**Collected data**
━━━━━━
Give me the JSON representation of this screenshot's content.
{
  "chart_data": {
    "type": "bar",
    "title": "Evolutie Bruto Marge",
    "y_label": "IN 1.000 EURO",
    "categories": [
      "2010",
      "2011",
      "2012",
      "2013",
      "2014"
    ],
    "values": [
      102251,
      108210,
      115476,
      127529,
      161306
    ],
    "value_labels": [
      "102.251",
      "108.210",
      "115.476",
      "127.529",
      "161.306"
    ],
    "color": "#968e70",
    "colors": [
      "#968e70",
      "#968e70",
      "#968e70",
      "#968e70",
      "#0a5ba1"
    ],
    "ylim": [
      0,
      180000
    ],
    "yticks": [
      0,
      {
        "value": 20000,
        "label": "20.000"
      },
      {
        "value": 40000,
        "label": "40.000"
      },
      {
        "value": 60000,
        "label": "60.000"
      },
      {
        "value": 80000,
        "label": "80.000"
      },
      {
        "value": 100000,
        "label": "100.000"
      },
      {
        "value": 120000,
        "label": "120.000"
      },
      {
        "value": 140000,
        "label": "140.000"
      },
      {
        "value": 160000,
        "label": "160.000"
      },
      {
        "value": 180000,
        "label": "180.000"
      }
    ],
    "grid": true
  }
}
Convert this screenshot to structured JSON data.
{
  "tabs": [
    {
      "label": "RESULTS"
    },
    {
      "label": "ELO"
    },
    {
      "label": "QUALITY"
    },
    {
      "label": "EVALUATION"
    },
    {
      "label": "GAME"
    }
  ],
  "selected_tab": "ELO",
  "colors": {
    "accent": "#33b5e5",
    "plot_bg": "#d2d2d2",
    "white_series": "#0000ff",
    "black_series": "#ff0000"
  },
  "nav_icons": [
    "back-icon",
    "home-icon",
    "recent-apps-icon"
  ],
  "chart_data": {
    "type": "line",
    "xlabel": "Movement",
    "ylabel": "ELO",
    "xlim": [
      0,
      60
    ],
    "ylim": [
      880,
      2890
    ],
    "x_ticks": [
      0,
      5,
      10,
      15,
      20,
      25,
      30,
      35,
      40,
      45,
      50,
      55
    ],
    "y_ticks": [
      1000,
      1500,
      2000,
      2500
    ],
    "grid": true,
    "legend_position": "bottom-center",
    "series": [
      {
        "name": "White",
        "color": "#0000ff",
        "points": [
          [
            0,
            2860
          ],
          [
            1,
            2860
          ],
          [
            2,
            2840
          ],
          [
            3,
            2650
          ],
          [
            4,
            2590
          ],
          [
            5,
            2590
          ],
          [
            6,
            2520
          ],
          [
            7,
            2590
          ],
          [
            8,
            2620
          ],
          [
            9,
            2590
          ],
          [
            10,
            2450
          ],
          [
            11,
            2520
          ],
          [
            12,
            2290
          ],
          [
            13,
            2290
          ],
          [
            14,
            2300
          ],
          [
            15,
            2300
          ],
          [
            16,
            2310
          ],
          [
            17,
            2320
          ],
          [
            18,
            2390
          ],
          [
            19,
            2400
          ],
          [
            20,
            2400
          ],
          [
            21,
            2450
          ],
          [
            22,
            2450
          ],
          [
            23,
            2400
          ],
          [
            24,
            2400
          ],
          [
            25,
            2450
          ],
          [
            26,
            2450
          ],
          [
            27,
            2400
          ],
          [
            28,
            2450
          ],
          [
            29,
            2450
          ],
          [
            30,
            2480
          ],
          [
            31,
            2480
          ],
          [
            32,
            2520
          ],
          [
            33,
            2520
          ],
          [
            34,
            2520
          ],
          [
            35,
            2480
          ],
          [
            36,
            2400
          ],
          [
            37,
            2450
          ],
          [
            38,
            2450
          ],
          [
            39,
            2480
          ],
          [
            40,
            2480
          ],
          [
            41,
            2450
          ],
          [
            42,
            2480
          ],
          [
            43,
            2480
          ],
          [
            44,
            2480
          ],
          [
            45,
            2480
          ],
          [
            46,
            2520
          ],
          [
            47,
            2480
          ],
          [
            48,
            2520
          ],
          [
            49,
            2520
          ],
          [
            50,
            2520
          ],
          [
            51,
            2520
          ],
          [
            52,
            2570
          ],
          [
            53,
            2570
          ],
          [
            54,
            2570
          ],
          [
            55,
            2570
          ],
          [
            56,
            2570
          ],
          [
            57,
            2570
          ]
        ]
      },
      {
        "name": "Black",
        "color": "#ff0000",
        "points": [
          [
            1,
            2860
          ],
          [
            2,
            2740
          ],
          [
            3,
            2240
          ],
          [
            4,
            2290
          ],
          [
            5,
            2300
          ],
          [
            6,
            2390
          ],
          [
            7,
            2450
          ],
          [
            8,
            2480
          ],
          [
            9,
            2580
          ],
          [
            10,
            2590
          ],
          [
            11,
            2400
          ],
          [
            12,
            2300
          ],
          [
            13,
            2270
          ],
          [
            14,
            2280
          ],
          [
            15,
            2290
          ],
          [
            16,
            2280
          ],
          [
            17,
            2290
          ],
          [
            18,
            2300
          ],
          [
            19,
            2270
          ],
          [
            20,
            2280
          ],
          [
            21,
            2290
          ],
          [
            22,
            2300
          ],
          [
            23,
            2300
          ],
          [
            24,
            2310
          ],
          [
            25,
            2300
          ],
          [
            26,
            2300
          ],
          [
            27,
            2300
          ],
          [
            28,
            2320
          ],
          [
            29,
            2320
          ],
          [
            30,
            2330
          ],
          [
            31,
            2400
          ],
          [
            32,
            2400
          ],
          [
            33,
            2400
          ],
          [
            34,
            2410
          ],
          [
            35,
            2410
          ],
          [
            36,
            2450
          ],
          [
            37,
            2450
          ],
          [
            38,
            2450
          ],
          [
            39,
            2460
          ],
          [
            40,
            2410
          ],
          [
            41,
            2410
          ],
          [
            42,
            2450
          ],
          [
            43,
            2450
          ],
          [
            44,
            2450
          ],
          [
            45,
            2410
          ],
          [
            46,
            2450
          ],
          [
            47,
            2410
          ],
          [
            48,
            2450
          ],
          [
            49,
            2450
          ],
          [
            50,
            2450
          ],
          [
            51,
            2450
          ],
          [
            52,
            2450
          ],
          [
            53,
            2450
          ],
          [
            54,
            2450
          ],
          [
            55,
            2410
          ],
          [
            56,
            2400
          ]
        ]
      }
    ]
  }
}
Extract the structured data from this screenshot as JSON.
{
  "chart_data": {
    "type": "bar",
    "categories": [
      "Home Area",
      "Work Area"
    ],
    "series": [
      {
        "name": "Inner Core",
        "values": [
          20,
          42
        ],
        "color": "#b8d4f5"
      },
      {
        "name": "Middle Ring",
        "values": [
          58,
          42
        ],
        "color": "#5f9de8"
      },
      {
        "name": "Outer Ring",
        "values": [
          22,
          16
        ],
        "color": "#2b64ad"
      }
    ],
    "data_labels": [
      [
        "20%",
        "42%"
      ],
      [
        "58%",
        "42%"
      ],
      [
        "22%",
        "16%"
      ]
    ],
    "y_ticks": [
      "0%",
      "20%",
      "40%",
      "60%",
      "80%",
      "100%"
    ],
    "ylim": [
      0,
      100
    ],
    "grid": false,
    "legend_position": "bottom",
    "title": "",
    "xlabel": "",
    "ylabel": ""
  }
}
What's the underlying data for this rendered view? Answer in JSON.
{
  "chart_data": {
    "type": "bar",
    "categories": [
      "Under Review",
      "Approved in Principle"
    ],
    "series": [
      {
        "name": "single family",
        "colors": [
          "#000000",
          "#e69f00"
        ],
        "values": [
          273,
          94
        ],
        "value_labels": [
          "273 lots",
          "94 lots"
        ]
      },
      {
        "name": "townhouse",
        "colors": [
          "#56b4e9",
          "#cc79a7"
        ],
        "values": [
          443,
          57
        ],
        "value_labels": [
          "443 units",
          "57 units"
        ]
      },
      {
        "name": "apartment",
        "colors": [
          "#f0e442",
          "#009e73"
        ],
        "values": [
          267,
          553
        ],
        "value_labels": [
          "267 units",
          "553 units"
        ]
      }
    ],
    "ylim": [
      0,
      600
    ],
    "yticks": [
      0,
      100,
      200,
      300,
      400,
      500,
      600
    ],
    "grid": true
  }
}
━━━━━━
**WHAT THIS TASK INVOLVES**
Repeat exactly, and only, the lines of the records above, starting with the line that contains "What's the underlying" and ending with the final line, both included.

**OUTPUT**
What's the underlying data for this rendered view? Answer in JSON.
{
  "chart_data": {
    "type": "bar",
    "categories": [
      "Under Review",
      "Approved in Principle"
    ],
    "series": [
      {
        "name": "single family",
        "colors": [
          "#000000",
          "#e69f00"
        ],
        "values": [
          273,
          94
        ],
        "value_labels": [
          "273 lots",
          "94 lots"
        ]
      },
      {
        "name": "townhouse",
        "colors": [
          "#56b4e9",
          "#cc79a7"
        ],
        "values": [
          443,
          57
        ],
        "value_labels": [
          "443 units",
          "57 units"
        ]
      },
      {
        "name": "apartment",
        "colors": [
          "#f0e442",
          "#009e73"
        ],
        "values": [
          267,
          553
        ],
        "value_labels": [
          "267 units",
          "553 units"
        ]
      }
    ],
    "ylim": [
      0,
      600
    ],
    "yticks": [
      0,
      100,
      200,
      300,
      400,
      500,
      600
    ],
    "grid": true
  }
}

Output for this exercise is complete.